▶ **Supplied data**
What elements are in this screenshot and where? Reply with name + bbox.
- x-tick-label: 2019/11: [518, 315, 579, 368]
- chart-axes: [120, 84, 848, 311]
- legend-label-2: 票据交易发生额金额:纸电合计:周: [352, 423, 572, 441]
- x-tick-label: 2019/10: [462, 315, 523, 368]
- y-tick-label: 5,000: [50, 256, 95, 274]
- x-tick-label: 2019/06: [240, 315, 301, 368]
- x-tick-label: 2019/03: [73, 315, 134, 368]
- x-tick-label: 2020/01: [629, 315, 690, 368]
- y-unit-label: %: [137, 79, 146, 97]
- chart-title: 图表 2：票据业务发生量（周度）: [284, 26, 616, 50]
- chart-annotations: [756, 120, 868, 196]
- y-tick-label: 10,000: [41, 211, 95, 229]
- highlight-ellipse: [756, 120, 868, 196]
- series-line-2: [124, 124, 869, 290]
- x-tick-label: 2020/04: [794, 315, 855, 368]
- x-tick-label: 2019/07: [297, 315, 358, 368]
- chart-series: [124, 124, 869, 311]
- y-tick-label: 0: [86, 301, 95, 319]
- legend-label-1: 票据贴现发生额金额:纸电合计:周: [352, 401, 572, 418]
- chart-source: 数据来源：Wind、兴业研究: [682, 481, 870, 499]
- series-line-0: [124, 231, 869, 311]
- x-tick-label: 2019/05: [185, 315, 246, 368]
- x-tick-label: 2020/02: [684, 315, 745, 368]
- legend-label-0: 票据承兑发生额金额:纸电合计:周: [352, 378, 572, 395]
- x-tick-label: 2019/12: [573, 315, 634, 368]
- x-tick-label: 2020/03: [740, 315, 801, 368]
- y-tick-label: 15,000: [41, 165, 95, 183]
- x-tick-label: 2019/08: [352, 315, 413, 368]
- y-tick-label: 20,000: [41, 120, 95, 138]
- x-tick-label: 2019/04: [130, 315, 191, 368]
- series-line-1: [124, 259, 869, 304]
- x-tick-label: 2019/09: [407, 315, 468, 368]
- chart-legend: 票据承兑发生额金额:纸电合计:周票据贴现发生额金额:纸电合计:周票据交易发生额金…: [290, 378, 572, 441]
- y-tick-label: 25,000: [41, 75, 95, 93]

▶ **Set task**
Give the lines of the records as a numbered list, starting at the beginning of the records and ending at the line containing "- y-tick-label: 5,000: [50, 256, 95, 274]", both ends included, with blank lines omitted.

▶ **Response to this task**
1. What elements are in this screenshot and where? Reply with name + bbox.
2. - x-tick-label: 2019/11: [518, 315, 579, 368]
3. - chart-axes: [120, 84, 848, 311]
4. - legend-label-2: 票据交易发生额金额:纸电合计:周: [352, 423, 572, 441]
5. - x-tick-label: 2019/10: [462, 315, 523, 368]
6. - y-tick-label: 5,000: [50, 256, 95, 274]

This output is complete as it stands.